Task to carry out
Repeat exactly the lines from the one containing "OCR this image." through the last line of the records below, both included, and nothing else.

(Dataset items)
____________

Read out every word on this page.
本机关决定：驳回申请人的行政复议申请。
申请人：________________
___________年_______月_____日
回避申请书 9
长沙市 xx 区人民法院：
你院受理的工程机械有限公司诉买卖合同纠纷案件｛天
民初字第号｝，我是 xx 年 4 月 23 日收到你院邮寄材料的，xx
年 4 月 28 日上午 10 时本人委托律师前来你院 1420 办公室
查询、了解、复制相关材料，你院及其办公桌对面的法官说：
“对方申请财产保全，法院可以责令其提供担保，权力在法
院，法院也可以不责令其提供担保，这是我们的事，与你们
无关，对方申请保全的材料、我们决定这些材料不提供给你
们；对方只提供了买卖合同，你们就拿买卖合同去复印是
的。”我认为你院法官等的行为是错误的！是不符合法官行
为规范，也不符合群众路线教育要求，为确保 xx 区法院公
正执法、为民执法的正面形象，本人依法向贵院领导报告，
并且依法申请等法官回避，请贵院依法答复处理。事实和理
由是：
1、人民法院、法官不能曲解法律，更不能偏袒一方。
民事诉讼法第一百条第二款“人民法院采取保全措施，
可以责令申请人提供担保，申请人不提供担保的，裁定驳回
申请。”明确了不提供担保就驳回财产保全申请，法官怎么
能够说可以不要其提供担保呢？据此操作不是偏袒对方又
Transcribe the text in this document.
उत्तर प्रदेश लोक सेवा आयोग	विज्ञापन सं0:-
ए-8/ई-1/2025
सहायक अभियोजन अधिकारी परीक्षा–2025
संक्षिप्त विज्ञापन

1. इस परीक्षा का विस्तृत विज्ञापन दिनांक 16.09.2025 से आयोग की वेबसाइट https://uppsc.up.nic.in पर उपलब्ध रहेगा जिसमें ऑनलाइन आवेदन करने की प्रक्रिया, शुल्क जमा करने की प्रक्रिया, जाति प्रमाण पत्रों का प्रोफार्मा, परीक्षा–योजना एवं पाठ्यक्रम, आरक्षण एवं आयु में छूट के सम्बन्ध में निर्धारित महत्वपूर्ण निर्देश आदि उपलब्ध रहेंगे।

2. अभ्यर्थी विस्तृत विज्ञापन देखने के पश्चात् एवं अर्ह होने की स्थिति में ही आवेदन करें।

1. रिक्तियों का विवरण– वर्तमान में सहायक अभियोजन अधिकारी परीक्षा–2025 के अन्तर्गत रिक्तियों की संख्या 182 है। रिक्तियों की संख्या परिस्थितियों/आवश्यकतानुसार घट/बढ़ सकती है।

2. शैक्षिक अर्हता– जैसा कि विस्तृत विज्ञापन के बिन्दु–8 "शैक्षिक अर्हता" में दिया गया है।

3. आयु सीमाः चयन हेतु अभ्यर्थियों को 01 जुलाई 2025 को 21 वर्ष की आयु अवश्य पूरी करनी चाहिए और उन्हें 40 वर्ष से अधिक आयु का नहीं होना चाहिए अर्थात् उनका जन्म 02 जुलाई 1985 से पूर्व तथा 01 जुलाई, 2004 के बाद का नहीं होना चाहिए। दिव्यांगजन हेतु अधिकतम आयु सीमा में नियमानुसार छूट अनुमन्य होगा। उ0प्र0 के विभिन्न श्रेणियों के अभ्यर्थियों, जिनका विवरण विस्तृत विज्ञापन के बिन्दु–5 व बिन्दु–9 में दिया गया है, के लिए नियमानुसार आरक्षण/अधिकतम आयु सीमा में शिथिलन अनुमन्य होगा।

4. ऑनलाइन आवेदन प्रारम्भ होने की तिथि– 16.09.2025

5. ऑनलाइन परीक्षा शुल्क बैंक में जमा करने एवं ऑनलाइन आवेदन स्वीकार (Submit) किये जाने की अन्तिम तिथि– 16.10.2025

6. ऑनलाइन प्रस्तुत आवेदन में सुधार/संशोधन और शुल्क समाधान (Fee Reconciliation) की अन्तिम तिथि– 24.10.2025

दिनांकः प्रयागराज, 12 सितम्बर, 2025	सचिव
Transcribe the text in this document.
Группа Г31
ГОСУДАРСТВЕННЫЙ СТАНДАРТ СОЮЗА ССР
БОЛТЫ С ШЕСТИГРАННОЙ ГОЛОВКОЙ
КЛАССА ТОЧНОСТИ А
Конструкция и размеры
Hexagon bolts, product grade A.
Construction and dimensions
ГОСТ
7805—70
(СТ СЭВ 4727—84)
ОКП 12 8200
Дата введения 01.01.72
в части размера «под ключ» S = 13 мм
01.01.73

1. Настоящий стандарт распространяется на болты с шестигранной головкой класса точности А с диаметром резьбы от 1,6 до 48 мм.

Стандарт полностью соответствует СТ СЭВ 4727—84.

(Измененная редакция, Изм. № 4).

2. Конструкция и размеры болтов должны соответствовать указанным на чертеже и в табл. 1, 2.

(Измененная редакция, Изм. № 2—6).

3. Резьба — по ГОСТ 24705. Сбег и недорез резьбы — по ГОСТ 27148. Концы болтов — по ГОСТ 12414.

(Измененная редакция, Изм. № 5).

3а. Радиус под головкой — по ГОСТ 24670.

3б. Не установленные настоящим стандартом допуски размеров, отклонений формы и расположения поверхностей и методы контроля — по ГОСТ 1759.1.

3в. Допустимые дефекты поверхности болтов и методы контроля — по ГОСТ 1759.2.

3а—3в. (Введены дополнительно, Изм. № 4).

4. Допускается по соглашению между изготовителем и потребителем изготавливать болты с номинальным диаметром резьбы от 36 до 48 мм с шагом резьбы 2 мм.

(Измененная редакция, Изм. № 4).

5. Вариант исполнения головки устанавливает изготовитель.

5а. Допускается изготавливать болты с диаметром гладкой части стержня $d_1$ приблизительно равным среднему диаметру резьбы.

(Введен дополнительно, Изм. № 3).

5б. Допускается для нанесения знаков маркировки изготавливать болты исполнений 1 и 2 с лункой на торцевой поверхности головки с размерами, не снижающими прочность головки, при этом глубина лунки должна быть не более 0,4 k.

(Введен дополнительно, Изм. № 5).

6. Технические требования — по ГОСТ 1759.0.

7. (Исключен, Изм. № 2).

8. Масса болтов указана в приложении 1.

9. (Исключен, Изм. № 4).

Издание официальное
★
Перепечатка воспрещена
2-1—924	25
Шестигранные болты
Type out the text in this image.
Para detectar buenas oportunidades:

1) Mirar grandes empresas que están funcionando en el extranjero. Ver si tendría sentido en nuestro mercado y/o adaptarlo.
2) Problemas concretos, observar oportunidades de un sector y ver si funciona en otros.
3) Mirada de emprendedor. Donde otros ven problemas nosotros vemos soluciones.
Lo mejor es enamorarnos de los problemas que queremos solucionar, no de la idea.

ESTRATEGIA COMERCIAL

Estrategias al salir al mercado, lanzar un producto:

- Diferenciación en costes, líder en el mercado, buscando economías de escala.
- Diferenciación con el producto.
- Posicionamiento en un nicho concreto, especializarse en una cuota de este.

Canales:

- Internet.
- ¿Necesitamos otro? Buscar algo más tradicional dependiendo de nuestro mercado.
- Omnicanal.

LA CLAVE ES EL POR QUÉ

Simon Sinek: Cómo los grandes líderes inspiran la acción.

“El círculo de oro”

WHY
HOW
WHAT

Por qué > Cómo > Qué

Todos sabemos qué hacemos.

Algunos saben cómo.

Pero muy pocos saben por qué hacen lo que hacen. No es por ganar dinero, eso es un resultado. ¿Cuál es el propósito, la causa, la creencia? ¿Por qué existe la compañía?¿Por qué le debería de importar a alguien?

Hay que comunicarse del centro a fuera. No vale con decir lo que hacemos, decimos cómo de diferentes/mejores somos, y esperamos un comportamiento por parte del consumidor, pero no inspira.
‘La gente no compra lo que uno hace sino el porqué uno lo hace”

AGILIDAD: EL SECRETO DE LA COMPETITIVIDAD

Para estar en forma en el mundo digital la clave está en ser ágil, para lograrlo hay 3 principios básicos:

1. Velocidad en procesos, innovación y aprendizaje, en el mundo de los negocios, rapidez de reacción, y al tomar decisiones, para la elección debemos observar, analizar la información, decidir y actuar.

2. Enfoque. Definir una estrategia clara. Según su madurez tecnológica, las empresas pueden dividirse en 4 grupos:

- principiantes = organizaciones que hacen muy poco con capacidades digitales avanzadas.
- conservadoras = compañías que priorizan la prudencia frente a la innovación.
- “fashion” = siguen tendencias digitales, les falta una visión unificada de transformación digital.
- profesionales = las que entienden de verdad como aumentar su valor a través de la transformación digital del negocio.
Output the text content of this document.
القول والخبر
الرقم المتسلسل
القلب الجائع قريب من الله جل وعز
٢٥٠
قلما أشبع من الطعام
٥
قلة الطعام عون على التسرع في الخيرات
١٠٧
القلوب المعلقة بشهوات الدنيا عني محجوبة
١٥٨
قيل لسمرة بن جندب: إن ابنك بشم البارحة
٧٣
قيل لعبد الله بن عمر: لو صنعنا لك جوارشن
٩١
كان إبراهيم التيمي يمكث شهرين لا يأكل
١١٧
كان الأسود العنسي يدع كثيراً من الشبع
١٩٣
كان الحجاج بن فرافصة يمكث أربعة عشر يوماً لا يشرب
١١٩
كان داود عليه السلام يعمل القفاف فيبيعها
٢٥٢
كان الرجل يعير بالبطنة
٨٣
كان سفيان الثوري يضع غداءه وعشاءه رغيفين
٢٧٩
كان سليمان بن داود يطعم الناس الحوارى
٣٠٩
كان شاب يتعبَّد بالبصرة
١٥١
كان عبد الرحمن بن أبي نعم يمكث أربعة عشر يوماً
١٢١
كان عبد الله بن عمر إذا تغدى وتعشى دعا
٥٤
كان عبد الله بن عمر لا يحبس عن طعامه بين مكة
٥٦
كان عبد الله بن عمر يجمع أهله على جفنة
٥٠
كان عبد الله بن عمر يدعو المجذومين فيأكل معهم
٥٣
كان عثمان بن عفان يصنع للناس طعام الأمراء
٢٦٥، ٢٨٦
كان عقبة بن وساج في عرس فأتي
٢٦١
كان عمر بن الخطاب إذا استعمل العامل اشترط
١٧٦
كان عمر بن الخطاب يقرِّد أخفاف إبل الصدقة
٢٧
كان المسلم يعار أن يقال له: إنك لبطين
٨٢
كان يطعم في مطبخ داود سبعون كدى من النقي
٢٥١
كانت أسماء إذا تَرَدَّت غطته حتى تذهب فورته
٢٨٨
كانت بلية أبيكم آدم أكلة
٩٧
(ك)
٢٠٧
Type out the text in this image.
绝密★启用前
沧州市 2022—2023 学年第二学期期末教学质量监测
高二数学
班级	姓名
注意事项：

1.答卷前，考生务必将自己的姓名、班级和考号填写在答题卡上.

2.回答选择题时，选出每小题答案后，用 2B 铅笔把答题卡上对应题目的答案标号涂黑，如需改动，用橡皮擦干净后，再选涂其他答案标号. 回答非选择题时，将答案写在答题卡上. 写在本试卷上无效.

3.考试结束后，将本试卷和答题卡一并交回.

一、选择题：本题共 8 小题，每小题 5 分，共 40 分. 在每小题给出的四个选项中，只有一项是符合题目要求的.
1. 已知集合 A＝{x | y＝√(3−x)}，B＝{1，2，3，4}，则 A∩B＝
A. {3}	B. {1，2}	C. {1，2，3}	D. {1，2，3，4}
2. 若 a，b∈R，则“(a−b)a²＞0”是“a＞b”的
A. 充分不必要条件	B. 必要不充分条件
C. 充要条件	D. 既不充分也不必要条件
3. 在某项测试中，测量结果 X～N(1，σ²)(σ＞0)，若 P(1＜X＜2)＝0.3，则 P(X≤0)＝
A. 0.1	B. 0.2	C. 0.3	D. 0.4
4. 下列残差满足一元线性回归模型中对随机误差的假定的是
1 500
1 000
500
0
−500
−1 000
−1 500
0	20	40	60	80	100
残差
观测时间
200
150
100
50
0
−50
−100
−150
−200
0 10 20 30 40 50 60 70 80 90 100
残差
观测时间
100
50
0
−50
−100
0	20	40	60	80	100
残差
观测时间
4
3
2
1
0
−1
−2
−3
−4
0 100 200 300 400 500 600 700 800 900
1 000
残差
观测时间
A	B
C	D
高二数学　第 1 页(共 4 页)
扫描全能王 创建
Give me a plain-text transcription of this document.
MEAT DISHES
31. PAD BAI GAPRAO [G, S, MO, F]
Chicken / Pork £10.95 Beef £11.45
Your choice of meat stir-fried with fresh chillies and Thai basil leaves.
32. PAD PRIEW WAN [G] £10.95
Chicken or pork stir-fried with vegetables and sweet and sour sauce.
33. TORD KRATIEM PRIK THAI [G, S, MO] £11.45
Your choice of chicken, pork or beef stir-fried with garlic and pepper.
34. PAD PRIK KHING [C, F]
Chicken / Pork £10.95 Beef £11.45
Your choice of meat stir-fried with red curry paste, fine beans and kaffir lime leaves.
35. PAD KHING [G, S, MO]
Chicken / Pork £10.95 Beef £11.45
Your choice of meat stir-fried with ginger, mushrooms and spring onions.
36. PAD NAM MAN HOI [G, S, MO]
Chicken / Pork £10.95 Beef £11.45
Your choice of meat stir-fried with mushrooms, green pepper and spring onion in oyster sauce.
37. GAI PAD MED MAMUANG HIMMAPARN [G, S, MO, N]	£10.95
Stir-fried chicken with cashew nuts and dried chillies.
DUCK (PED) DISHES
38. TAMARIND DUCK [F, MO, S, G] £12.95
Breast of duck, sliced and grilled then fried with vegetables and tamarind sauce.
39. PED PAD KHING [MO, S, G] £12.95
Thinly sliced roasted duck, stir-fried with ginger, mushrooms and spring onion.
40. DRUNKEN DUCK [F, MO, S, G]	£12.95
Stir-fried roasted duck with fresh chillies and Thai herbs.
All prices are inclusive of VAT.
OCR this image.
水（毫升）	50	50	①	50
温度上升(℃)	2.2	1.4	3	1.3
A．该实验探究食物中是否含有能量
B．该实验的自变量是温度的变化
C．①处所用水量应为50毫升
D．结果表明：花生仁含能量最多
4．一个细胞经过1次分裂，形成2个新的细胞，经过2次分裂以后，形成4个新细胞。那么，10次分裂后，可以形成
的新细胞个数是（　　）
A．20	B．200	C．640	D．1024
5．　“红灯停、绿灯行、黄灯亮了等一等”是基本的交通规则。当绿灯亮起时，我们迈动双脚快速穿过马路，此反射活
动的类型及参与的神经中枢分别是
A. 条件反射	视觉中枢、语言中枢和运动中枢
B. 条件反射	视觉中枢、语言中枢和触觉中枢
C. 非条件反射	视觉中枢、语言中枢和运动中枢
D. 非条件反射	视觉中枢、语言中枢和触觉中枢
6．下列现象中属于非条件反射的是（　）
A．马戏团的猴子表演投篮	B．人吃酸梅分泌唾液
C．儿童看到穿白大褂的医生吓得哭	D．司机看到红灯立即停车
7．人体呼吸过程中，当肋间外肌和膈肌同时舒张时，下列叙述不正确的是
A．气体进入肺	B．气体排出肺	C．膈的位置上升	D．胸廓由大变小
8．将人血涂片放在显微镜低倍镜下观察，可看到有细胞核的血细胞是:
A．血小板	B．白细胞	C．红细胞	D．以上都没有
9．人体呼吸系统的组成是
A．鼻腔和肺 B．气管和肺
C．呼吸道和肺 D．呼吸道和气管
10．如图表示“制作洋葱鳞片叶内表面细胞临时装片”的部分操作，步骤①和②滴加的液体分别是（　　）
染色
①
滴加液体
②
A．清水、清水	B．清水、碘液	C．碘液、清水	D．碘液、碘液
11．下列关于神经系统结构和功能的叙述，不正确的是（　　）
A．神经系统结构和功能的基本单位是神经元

____________

Exercise output
OCR this image.
水（毫升）	50	50	①	50
温度上升(℃)	2.2	1.4	3	1.3
A．该实验探究食物中是否含有能量
B．该实验的自变量是温度的变化
C．①处所用水量应为50毫升
D．结果表明：花生仁含能量最多
4．一个细胞经过1次分裂，形成2个新的细胞，经过2次分裂以后，形成4个新细胞。那么，10次分裂后，可以形成
的新细胞个数是（　　）
A．20	B．200	C．640	D．1024
5．　“红灯停、绿灯行、黄灯亮了等一等”是基本的交通规则。当绿灯亮起时，我们迈动双脚快速穿过马路，此反射活
动的类型及参与的神经中枢分别是
A. 条件反射	视觉中枢、语言中枢和运动中枢
B. 条件反射	视觉中枢、语言中枢和触觉中枢
C. 非条件反射	视觉中枢、语言中枢和运动中枢
D. 非条件反射	视觉中枢、语言中枢和触觉中枢
6．下列现象中属于非条件反射的是（　）
A．马戏团的猴子表演投篮	B．人吃酸梅分泌唾液
C．儿童看到穿白大褂的医生吓得哭	D．司机看到红灯立即停车
7．人体呼吸过程中，当肋间外肌和膈肌同时舒张时，下列叙述不正确的是
A．气体进入肺	B．气体排出肺	C．膈的位置上升	D．胸廓由大变小
8．将人血涂片放在显微镜低倍镜下观察，可看到有细胞核的血细胞是:
A．血小板	B．白细胞	C．红细胞	D．以上都没有
9．人体呼吸系统的组成是
A．鼻腔和肺 B．气管和肺
C．呼吸道和肺 D．呼吸道和气管
10．如图表示“制作洋葱鳞片叶内表面细胞临时装片”的部分操作，步骤①和②滴加的液体分别是（　　）
染色
①
滴加液体
②
A．清水、清水	B．清水、碘液	C．碘液、清水	D．碘液、碘液
11．下列关于神经系统结构和功能的叙述，不正确的是（　　）
A．神经系统结构和功能的基本单位是神经元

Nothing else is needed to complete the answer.